Source records:
'''

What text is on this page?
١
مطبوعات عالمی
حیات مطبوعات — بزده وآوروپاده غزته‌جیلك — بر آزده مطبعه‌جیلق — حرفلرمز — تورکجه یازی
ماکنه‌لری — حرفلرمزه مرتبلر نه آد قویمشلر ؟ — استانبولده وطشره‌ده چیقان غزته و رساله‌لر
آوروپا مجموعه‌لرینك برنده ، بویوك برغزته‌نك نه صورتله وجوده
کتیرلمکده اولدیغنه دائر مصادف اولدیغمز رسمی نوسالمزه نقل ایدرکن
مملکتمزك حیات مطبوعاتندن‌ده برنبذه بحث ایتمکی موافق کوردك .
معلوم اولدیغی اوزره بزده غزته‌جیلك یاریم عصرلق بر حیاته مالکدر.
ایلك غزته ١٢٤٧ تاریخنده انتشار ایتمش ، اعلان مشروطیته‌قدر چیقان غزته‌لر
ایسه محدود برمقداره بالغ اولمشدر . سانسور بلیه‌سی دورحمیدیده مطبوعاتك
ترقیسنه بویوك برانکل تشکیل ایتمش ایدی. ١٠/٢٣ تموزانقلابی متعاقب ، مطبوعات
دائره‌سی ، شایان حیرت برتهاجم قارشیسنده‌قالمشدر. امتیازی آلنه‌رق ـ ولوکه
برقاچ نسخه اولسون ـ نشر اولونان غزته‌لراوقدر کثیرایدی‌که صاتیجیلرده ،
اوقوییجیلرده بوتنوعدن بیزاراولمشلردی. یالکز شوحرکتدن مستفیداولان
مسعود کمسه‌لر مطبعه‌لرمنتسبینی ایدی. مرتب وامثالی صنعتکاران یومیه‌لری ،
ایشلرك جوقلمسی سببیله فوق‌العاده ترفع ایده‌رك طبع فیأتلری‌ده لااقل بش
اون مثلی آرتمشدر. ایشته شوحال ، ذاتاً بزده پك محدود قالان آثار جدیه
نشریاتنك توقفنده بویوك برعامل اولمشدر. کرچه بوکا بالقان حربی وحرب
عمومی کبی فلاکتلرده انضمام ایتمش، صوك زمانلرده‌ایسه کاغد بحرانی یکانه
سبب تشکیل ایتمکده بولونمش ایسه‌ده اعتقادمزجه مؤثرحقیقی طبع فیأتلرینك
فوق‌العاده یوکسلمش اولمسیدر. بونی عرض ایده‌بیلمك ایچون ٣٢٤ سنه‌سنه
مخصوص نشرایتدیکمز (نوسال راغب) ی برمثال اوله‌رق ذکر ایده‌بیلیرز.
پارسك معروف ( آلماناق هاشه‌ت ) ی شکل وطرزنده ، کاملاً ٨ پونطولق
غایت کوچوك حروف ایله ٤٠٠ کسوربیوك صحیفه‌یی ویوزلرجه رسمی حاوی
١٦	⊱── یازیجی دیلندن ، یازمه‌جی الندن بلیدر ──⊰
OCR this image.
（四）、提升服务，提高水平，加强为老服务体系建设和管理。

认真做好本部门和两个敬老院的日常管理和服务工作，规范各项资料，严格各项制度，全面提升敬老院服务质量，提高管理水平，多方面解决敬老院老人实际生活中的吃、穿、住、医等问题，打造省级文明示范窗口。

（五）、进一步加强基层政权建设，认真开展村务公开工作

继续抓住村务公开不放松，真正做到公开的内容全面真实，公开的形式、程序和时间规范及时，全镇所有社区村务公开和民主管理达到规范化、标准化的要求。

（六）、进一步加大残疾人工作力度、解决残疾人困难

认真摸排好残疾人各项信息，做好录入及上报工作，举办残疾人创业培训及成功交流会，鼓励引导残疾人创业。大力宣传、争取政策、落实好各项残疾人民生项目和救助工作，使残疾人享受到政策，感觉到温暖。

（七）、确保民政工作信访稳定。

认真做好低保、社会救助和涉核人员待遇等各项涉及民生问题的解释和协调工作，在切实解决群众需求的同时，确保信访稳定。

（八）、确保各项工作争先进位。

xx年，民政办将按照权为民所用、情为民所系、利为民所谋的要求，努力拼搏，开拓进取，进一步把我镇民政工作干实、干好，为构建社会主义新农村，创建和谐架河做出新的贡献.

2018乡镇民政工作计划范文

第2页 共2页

'''

Exercise objective:
Repeat every line of the data, exactly and in full.

Complete output:
What text is on this page?
١
مطبوعات عالمی
حیات مطبوعات — بزده وآوروپاده غزته‌جیلك — بر آزده مطبعه‌جیلق — حرفلرمز — تورکجه یازی
ماکنه‌لری — حرفلرمزه مرتبلر نه آد قویمشلر ؟ — استانبولده وطشره‌ده چیقان غزته و رساله‌لر
آوروپا مجموعه‌لرینك برنده ، بویوك برغزته‌نك نه صورتله وجوده
کتیرلمکده اولدیغنه دائر مصادف اولدیغمز رسمی نوسالمزه نقل ایدرکن
مملکتمزك حیات مطبوعاتندن‌ده برنبذه بحث ایتمکی موافق کوردك .
معلوم اولدیغی اوزره بزده غزته‌جیلك یاریم عصرلق بر حیاته مالکدر.
ایلك غزته ١٢٤٧ تاریخنده انتشار ایتمش ، اعلان مشروطیته‌قدر چیقان غزته‌لر
ایسه محدود برمقداره بالغ اولمشدر . سانسور بلیه‌سی دورحمیدیده مطبوعاتك
ترقیسنه بویوك برانکل تشکیل ایتمش ایدی. ١٠/٢٣ تموزانقلابی متعاقب ، مطبوعات
دائره‌سی ، شایان حیرت برتهاجم قارشیسنده‌قالمشدر. امتیازی آلنه‌رق ـ ولوکه
برقاچ نسخه اولسون ـ نشر اولونان غزته‌لراوقدر کثیرایدی‌که صاتیجیلرده ،
اوقوییجیلرده بوتنوعدن بیزاراولمشلردی. یالکز شوحرکتدن مستفیداولان
مسعود کمسه‌لر مطبعه‌لرمنتسبینی ایدی. مرتب وامثالی صنعتکاران یومیه‌لری ،
ایشلرك جوقلمسی سببیله فوق‌العاده ترفع ایده‌رك طبع فیأتلری‌ده لااقل بش
اون مثلی آرتمشدر. ایشته شوحال ، ذاتاً بزده پك محدود قالان آثار جدیه
نشریاتنك توقفنده بویوك برعامل اولمشدر. کرچه بوکا بالقان حربی وحرب
عمومی کبی فلاکتلرده انضمام ایتمش، صوك زمانلرده‌ایسه کاغد بحرانی یکانه
سبب تشکیل ایتمکده بولونمش ایسه‌ده اعتقادمزجه مؤثرحقیقی طبع فیأتلرینك
فوق‌العاده یوکسلمش اولمسیدر. بونی عرض ایده‌بیلمك ایچون ٣٢٤ سنه‌سنه
مخصوص نشرایتدیکمز (نوسال راغب) ی برمثال اوله‌رق ذکر ایده‌بیلیرز.
پارسك معروف ( آلماناق هاشه‌ت ) ی شکل وطرزنده ، کاملاً ٨ پونطولق
غایت کوچوك حروف ایله ٤٠٠ کسوربیوك صحیفه‌یی ویوزلرجه رسمی حاوی
١٦	⊱── یازیجی دیلندن ، یازمه‌جی الندن بلیدر ──⊰
OCR this image.
（四）、提升服务，提高水平，加强为老服务体系建设和管理。

认真做好本部门和两个敬老院的日常管理和服务工作，规范各项资料，严格各项制度，全面提升敬老院服务质量，提高管理水平，多方面解决敬老院老人实际生活中的吃、穿、住、医等问题，打造省级文明示范窗口。

（五）、进一步加强基层政权建设，认真开展村务公开工作

继续抓住村务公开不放松，真正做到公开的内容全面真实，公开的形式、程序和时间规范及时，全镇所有社区村务公开和民主管理达到规范化、标准化的要求。

（六）、进一步加大残疾人工作力度、解决残疾人困难

认真摸排好残疾人各项信息，做好录入及上报工作，举办残疾人创业培训及成功交流会，鼓励引导残疾人创业。大力宣传、争取政策、落实好各项残疾人民生项目和救助工作，使残疾人享受到政策，感觉到温暖。

（七）、确保民政工作信访稳定。

认真做好低保、社会救助和涉核人员待遇等各项涉及民生问题的解释和协调工作，在切实解决群众需求的同时，确保信访稳定。

（八）、确保各项工作争先进位。

xx年，民政办将按照权为民所用、情为民所系、利为民所谋的要求，努力拼搏，开拓进取，进一步把我镇民政工作干实、干好，为构建社会主义新农村，创建和谐架河做出新的贡献.

2018乡镇民政工作计划范文

第2页 共2页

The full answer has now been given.